■ **The task**
Retype exactly the stretch of lines that begins at the line containing "Enumerate this screenshot's" and ends at the last line of the data, with no other lines.

[Dataset records]
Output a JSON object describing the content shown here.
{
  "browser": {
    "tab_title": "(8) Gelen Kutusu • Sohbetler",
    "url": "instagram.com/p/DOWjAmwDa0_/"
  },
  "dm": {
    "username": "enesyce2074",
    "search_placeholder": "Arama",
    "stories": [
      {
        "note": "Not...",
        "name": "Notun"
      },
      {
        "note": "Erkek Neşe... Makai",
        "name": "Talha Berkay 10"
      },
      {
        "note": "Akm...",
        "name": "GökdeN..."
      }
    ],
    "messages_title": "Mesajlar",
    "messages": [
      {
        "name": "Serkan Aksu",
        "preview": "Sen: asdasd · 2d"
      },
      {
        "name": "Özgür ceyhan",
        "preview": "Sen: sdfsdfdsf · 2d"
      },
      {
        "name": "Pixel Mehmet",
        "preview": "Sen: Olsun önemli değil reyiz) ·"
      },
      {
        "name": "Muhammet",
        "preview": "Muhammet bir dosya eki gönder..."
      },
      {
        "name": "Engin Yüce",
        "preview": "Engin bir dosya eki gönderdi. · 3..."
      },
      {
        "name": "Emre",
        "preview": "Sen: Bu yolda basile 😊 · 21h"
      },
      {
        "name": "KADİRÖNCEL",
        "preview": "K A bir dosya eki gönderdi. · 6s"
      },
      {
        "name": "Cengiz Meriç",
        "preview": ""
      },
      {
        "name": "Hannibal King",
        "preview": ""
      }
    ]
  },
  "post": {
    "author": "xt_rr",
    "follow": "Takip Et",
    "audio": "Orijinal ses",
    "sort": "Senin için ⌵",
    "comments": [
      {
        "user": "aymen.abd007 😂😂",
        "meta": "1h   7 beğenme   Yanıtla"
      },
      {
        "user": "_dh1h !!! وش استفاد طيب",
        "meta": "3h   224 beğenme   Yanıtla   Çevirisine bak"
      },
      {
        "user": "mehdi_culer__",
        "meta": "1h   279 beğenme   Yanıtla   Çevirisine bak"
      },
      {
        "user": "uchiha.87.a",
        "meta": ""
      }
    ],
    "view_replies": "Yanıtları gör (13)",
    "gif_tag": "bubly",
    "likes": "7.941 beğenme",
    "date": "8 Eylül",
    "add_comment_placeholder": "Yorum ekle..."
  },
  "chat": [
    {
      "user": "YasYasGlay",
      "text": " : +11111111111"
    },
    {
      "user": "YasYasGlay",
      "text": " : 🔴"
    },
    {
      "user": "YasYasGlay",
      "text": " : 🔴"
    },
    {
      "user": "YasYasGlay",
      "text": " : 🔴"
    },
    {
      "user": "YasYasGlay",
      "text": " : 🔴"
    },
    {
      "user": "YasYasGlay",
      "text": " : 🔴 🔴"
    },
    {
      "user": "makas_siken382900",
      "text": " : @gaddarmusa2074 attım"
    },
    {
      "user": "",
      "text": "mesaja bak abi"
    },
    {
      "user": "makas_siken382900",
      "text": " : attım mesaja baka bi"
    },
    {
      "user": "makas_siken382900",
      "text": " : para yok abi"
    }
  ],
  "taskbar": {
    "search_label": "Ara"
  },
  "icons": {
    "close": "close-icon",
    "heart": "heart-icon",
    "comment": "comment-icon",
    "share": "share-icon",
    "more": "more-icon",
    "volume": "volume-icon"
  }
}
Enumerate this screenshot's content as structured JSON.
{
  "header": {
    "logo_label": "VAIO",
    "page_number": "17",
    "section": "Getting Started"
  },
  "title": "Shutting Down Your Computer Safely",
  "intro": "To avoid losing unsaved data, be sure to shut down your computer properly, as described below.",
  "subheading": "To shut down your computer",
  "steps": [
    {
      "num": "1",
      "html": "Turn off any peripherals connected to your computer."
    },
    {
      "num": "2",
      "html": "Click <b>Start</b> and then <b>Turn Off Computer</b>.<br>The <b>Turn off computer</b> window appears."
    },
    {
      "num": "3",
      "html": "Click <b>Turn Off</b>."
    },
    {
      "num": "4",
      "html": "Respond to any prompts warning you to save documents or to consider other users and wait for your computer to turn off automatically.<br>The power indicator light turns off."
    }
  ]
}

■ **Full response**
Enumerate this screenshot's content as structured JSON.
{
  "header": {
    "logo_label": "VAIO",
    "page_number": "17",
    "section": "Getting Started"
  },
  "title": "Shutting Down Your Computer Safely",
  "intro": "To avoid losing unsaved data, be sure to shut down your computer properly, as described below.",
  "subheading": "To shut down your computer",
  "steps": [
    {
      "num": "1",
      "html": "Turn off any peripherals connected to your computer."
    },
    {
      "num": "2",
      "html": "Click <b>Start</b> and then <b>Turn Off Computer</b>.<br>The <b>Turn off computer</b> window appears."
    },
    {
      "num": "3",
      "html": "Click <b>Turn Off</b>."
    },
    {
      "num": "4",
      "html": "Respond to any prompts warning you to save documents or to consider other users and wait for your computer to turn off automatically.<br>The power indicator light turns off."
    }
  ]
}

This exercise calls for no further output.